= Task prompt =
Say how many lines contain the string "quadrifidis". Give no other output.

Saved entries
▬▬▬▬▬▬▬▬▬▬
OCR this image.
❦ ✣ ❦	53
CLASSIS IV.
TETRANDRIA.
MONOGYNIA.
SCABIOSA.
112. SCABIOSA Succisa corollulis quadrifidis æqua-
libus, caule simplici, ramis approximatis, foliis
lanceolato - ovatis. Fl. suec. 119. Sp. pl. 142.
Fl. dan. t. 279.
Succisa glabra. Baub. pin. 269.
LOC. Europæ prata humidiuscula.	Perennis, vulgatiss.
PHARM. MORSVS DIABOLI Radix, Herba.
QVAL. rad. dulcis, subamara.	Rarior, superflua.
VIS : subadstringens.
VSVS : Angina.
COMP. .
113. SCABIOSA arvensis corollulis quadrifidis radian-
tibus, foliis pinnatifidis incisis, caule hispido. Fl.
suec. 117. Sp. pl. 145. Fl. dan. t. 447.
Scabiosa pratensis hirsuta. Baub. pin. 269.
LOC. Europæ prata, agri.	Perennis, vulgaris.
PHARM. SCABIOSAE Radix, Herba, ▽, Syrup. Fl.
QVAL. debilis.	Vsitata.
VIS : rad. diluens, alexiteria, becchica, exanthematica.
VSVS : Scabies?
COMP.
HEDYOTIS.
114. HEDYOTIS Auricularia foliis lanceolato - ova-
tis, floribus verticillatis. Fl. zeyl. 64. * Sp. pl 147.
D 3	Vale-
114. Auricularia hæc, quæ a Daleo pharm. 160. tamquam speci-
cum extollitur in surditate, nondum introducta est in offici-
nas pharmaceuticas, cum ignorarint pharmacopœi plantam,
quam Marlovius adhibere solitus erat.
▬▬▬▬▬▬▬▬▬▬
= Final answer =
2